# Description of the task
Give only the number of lines that include the string "text".

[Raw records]
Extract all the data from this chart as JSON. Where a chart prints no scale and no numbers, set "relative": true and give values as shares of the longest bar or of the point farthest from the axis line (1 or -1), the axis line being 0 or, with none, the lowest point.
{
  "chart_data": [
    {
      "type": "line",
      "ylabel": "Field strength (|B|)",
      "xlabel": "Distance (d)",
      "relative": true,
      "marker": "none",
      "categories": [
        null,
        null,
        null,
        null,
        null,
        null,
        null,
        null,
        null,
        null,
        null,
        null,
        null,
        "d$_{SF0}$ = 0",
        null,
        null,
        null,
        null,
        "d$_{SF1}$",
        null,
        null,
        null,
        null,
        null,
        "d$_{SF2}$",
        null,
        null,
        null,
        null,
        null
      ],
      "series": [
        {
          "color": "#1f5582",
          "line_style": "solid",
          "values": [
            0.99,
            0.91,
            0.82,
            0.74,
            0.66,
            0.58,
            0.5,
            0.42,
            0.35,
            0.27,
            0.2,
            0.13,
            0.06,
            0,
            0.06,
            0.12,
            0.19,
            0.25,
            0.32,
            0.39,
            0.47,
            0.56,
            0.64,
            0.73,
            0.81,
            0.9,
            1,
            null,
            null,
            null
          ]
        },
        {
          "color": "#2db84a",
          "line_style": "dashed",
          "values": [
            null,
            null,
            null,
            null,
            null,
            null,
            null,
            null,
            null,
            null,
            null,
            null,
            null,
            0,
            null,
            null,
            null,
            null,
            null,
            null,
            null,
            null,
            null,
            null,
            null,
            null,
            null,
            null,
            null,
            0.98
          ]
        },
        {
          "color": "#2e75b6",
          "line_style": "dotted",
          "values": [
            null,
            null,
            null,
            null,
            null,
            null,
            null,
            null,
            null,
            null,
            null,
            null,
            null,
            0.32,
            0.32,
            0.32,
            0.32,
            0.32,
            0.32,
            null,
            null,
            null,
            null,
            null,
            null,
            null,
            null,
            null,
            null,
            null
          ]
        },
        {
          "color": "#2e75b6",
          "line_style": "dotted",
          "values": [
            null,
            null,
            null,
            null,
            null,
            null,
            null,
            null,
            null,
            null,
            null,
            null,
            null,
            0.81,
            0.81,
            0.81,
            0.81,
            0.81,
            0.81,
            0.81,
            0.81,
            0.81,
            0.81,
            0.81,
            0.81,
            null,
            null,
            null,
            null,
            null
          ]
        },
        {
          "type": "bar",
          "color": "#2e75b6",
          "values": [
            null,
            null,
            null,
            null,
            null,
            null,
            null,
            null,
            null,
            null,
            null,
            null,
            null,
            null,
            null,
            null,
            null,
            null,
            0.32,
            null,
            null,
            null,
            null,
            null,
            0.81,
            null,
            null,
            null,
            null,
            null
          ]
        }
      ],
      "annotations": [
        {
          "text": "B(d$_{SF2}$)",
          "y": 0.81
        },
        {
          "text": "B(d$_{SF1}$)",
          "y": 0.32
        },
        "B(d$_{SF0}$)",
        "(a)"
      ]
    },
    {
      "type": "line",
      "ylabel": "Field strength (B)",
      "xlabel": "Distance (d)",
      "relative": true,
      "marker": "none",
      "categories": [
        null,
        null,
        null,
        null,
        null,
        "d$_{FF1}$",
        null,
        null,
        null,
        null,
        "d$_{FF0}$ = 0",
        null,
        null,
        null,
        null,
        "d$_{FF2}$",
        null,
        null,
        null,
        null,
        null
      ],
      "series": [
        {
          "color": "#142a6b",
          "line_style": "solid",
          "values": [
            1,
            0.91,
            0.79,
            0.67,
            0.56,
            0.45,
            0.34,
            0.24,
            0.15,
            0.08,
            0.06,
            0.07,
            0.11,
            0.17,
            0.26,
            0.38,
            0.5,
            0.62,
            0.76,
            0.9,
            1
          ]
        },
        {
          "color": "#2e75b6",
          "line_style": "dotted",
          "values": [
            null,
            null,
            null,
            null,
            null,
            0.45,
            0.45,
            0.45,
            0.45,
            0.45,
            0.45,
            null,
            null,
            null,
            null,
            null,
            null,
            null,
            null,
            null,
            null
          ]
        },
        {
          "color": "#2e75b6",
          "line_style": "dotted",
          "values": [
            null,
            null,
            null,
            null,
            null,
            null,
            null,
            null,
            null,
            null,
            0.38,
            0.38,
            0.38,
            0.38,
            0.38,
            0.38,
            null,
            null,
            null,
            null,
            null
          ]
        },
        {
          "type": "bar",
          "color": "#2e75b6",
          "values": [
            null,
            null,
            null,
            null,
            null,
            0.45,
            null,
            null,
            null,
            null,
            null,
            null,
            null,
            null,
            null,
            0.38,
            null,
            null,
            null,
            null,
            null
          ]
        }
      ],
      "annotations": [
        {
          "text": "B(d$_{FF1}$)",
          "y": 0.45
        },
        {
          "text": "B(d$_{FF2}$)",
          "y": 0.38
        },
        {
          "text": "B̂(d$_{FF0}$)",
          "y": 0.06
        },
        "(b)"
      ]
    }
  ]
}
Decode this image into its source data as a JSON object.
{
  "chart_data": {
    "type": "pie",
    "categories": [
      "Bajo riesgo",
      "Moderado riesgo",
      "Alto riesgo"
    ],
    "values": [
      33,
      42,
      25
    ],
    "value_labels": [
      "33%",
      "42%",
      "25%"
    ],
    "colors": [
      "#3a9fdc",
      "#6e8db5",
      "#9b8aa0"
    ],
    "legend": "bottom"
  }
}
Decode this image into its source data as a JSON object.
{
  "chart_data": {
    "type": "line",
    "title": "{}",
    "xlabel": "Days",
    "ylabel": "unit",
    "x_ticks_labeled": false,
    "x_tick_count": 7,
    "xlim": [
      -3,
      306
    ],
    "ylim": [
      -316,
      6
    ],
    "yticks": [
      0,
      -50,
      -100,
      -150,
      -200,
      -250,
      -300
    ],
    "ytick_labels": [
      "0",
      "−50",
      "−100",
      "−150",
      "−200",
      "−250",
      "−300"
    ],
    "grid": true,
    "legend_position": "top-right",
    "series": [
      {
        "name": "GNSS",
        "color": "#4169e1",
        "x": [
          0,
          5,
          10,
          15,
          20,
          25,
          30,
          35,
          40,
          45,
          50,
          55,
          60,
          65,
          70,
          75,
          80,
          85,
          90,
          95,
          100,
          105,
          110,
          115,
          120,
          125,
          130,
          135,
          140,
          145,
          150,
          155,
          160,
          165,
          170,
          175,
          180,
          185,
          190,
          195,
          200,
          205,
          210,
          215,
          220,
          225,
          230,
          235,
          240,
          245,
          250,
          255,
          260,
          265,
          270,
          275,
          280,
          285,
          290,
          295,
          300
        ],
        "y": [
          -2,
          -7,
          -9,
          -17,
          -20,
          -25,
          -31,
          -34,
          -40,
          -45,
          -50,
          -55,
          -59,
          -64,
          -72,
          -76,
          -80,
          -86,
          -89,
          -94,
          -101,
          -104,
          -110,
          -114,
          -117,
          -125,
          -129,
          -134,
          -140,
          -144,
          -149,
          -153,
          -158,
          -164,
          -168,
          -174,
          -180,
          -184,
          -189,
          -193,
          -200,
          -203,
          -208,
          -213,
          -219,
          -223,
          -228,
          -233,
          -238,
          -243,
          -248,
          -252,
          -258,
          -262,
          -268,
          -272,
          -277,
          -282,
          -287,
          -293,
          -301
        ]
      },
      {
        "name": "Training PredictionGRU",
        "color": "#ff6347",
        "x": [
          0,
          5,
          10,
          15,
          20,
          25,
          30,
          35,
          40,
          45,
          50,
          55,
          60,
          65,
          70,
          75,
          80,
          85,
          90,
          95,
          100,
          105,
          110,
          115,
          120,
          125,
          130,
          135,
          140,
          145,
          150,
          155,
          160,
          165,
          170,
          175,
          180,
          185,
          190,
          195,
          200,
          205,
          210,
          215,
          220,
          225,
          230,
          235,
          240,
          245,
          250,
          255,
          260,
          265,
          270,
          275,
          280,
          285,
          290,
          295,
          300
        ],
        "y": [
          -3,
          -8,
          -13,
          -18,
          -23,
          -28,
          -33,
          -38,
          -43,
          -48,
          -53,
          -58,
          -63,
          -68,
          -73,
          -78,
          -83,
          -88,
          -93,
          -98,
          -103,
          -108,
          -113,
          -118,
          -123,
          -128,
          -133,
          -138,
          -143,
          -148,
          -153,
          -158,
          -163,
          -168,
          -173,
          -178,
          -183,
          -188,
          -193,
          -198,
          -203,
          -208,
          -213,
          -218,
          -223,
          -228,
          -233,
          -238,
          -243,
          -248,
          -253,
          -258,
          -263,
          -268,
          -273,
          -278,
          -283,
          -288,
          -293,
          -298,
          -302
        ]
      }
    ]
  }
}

# Answer for the task
5